Dataset listings of figures:
+ + + +

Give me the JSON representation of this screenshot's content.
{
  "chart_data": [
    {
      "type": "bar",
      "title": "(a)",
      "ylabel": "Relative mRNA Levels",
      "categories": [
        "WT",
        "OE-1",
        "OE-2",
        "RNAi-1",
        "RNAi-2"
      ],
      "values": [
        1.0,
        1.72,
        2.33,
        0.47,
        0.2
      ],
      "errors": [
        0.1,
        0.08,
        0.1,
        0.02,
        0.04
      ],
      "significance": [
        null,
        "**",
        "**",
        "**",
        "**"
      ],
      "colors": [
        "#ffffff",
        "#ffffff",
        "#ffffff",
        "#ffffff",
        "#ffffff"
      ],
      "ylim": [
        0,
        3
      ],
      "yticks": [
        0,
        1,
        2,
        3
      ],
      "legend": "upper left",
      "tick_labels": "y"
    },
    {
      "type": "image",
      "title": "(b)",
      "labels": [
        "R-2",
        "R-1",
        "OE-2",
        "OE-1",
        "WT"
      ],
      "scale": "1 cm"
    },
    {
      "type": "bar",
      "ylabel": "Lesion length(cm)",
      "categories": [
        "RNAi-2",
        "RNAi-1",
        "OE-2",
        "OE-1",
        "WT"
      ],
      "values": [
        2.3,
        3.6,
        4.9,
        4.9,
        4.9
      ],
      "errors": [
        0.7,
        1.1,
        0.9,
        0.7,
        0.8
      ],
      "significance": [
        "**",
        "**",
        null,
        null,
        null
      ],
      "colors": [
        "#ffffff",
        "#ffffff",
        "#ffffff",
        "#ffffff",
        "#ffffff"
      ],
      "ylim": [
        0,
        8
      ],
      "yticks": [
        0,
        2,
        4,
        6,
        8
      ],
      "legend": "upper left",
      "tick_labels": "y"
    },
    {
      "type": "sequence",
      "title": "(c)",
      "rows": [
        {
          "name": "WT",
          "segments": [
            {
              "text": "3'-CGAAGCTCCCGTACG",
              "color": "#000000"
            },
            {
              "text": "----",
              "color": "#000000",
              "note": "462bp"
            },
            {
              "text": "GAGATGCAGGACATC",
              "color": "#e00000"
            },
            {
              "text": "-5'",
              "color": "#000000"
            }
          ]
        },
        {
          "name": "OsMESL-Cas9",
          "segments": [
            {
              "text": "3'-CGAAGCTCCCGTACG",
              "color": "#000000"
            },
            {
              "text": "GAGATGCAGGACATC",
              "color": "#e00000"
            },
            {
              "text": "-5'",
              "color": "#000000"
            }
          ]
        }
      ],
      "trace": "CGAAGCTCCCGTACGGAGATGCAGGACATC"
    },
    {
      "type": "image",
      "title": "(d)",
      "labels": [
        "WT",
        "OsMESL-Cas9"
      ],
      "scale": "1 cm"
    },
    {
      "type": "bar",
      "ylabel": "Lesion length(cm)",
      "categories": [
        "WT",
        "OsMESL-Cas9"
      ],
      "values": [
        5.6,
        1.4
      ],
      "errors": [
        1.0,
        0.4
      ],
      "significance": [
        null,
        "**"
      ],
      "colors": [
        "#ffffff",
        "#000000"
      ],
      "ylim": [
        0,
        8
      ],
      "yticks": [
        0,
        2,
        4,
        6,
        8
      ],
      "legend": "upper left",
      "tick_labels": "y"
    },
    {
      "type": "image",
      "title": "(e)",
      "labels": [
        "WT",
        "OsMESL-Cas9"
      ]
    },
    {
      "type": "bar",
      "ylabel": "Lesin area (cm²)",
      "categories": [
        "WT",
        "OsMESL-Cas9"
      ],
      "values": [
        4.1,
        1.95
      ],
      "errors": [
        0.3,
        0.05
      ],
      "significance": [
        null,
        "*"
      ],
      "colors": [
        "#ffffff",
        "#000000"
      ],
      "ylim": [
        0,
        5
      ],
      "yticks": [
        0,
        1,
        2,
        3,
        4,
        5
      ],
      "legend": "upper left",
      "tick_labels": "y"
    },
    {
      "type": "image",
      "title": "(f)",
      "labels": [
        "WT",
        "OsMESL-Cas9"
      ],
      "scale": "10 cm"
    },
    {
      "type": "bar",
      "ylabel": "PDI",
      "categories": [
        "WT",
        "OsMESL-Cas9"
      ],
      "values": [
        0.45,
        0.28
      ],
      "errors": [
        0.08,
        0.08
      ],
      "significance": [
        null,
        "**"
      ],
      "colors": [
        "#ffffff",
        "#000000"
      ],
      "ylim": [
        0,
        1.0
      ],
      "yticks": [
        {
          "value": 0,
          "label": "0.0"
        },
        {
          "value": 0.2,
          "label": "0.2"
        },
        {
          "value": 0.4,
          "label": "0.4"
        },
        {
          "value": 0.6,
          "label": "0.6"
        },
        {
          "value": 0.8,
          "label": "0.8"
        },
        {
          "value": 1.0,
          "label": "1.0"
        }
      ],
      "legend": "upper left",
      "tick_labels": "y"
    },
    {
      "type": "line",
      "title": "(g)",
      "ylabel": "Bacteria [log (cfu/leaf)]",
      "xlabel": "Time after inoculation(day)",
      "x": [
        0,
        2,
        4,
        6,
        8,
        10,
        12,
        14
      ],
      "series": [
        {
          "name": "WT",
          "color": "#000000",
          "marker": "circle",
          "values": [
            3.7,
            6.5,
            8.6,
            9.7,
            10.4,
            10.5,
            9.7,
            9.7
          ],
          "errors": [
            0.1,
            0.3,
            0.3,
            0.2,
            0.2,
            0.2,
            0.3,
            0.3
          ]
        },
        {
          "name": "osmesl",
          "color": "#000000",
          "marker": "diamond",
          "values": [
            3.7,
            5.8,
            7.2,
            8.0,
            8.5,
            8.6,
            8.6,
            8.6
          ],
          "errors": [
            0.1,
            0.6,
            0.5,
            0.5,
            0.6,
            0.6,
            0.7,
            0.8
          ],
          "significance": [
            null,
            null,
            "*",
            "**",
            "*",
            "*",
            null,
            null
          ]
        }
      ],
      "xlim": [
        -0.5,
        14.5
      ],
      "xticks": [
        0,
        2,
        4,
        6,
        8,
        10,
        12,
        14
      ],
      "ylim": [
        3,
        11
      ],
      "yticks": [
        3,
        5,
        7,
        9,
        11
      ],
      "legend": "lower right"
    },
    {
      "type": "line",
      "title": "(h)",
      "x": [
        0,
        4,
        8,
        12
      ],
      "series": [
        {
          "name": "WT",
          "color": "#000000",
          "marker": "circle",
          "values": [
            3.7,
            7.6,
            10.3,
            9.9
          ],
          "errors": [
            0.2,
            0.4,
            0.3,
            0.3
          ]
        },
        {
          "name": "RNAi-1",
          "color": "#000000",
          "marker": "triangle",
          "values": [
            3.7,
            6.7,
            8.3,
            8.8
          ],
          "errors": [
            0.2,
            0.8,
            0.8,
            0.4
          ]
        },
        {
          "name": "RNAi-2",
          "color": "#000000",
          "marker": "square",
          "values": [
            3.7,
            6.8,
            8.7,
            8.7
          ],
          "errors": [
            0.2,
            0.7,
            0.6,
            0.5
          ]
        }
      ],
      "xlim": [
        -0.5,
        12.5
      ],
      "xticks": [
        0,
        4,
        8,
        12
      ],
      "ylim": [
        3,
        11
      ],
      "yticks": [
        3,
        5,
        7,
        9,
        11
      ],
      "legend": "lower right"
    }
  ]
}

+ + + +

_EXERCISE INSTRUCTIONS:_
Check each line in the records for the word "ylabel" and say how many have it, with nothing else.

_COMPLETED EXERCISE:_
6